*Work to be completed*
Look through the lines below for the word "Hematopoietic", and copy every line that has it.

*Task data*
================================

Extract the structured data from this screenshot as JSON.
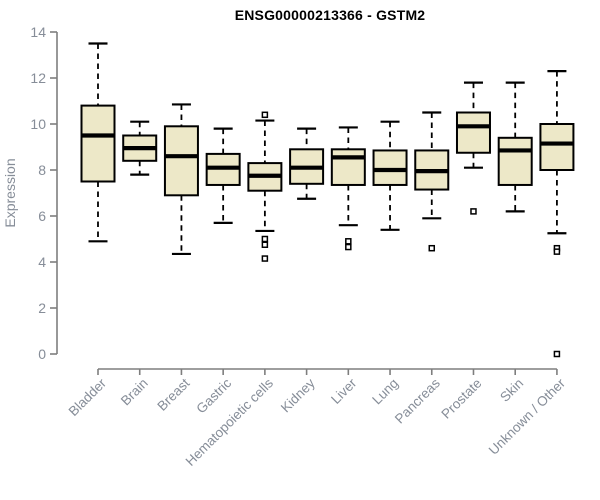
{
  "chart_data": {
    "type": "boxplot",
    "title": "ENSG00000213366 - GSTM2",
    "ylabel": "Expression",
    "xlabel": "",
    "ylim": [
      0,
      14
    ],
    "yticks": [
      0,
      2,
      4,
      6,
      8,
      10,
      12,
      14
    ],
    "grid": false,
    "legend": "none",
    "categories": [
      "Bladder",
      "Brain",
      "Breast",
      "Gastric",
      "Hematopoietic cells",
      "Kidney",
      "Liver",
      "Lung",
      "Pancreas",
      "Prostate",
      "Skin",
      "Unknown / Other"
    ],
    "series": [
      {
        "category": "Bladder",
        "whisker_low": 4.9,
        "q1": 7.5,
        "median": 9.5,
        "q3": 10.8,
        "whisker_high": 13.5,
        "outliers": []
      },
      {
        "category": "Brain",
        "whisker_low": 7.8,
        "q1": 8.4,
        "median": 8.95,
        "q3": 9.5,
        "whisker_high": 10.1,
        "outliers": []
      },
      {
        "category": "Breast",
        "whisker_low": 4.35,
        "q1": 6.9,
        "median": 8.6,
        "q3": 9.9,
        "whisker_high": 10.85,
        "outliers": []
      },
      {
        "category": "Gastric",
        "whisker_low": 5.7,
        "q1": 7.35,
        "median": 8.1,
        "q3": 8.7,
        "whisker_high": 9.8,
        "outliers": []
      },
      {
        "category": "Hematopoietic cells",
        "whisker_low": 5.35,
        "q1": 7.1,
        "median": 7.75,
        "q3": 8.3,
        "whisker_high": 10.15,
        "outliers": [
          10.4,
          5.0,
          4.75,
          4.15
        ]
      },
      {
        "category": "Kidney",
        "whisker_low": 6.75,
        "q1": 7.4,
        "median": 8.1,
        "q3": 8.9,
        "whisker_high": 9.8,
        "outliers": []
      },
      {
        "category": "Liver",
        "whisker_low": 5.6,
        "q1": 7.35,
        "median": 8.55,
        "q3": 8.9,
        "whisker_high": 9.85,
        "outliers": [
          4.9,
          4.65
        ]
      },
      {
        "category": "Lung",
        "whisker_low": 5.4,
        "q1": 7.35,
        "median": 8.0,
        "q3": 8.85,
        "whisker_high": 10.1,
        "outliers": []
      },
      {
        "category": "Pancreas",
        "whisker_low": 5.9,
        "q1": 7.15,
        "median": 7.95,
        "q3": 8.85,
        "whisker_high": 10.5,
        "outliers": [
          4.6
        ]
      },
      {
        "category": "Prostate",
        "whisker_low": 8.1,
        "q1": 8.75,
        "median": 9.9,
        "q3": 10.5,
        "whisker_high": 11.8,
        "outliers": [
          6.2
        ]
      },
      {
        "category": "Skin",
        "whisker_low": 6.2,
        "q1": 7.35,
        "median": 8.85,
        "q3": 9.4,
        "whisker_high": 11.8,
        "outliers": []
      },
      {
        "category": "Unknown / Other",
        "whisker_low": 5.25,
        "q1": 8.0,
        "median": 9.15,
        "q3": 10.0,
        "whisker_high": 12.3,
        "outliers": [
          4.6,
          4.45,
          0
        ]
      }
    ],
    "colors": {
      "box_fill": "#EDE8C8",
      "box_border": "#000000",
      "median": "#000000",
      "whisker": "#000000",
      "outlier_fill": "#FFFFFF",
      "axis_line": "#7E7E7E",
      "axis_text": "#868D98",
      "title": "#000000",
      "background": "#FFFFFF"
    }
  }
}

================================

*Your response*
      "Hematopoietic cells",
        "category": "Hematopoietic cells",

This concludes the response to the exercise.